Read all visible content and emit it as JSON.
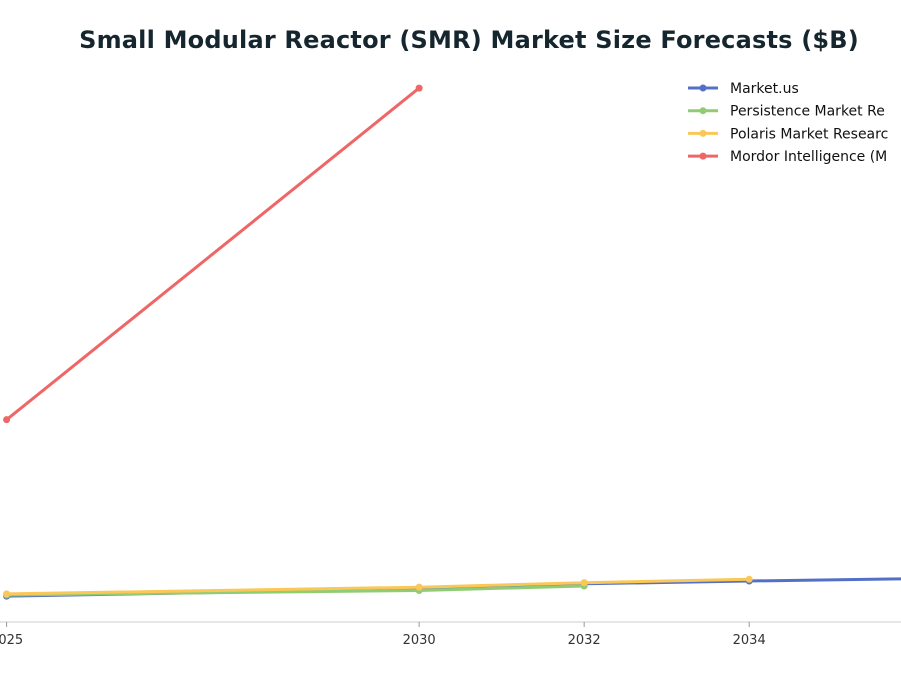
{
  "chart_data": {
    "type": "line",
    "title": "Small Modular Reactor (SMR) Market Size Forecasts ($B)",
    "xlabel": "",
    "ylabel": "",
    "xlim": [
      2024.92,
      2035.84
    ],
    "ylim": [
      0,
      100
    ],
    "x_ticks": [
      2025,
      2030,
      2032,
      2034
    ],
    "x_tick_labels": [
      "2025",
      "2030",
      "2032",
      "2034"
    ],
    "grid": false,
    "legend_position": "top-right",
    "series": [
      {
        "name": "Market.us",
        "color": "#5470c6",
        "points": [
          [
            2025,
            4.6
          ],
          [
            2030,
            5.9
          ],
          [
            2032,
            6.8
          ],
          [
            2034,
            7.3
          ],
          [
            2036,
            7.7
          ]
        ]
      },
      {
        "name": "Persistence Market Re",
        "color": "#91cc75",
        "points": [
          [
            2025,
            4.8
          ],
          [
            2030,
            5.6
          ],
          [
            2032,
            6.4
          ]
        ]
      },
      {
        "name": "Polaris Market Researc",
        "color": "#fac858",
        "points": [
          [
            2025,
            5.0
          ],
          [
            2030,
            6.2
          ],
          [
            2032,
            7.0
          ],
          [
            2034,
            7.6
          ]
        ]
      },
      {
        "name": "Mordor Intelligence (M",
        "color": "#ee6666",
        "points": [
          [
            2025,
            36.0
          ],
          [
            2030,
            95.0
          ]
        ]
      }
    ]
  }
}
______
▸ Instructions to follow
Your task is to copy the entries in full and exactly, without any images.

▸ Finished exercise
Read all visible content and emit it as JSON.
{
  "chart_data": {
    "type": "line",
    "title": "Small Modular Reactor (SMR) Market Size Forecasts ($B)",
    "xlabel": "",
    "ylabel": "",
    "xlim": [
      2024.92,
      2035.84
    ],
    "ylim": [
      0,
      100
    ],
    "x_ticks": [
      2025,
      2030,
      2032,
      2034
    ],
    "x_tick_labels": [
      "2025",
      "2030",
      "2032",
      "2034"
    ],
    "grid": false,
    "legend_position": "top-right",
    "series": [
      {
        "name": "Market.us",
        "color": "#5470c6",
        "points": [
          [
            2025,
            4.6
          ],
          [
            2030,
            5.9
          ],
          [
            2032,
            6.8
          ],
          [
            2034,
            7.3
          ],
          [
            2036,
            7.7
          ]
        ]
      },
      {
        "name": "Persistence Market Re",
        "color": "#91cc75",
        "points": [
          [
            2025,
            4.8
          ],
          [
            2030,
            5.6
          ],
          [
            2032,
            6.4
          ]
        ]
      },
      {
        "name": "Polaris Market Researc",
        "color": "#fac858",
        "points": [
          [
            2025,
            5.0
          ],
          [
            2030,
            6.2
          ],
          [
            2032,
            7.0
          ],
          [
            2034,
            7.6
          ]
        ]
      },
      {
        "name": "Mordor Intelligence (M",
        "color": "#ee6666",
        "points": [
          [
            2025,
            36.0
          ],
          [
            2030,
            95.0
          ]
        ]
      }
    ]
  }
}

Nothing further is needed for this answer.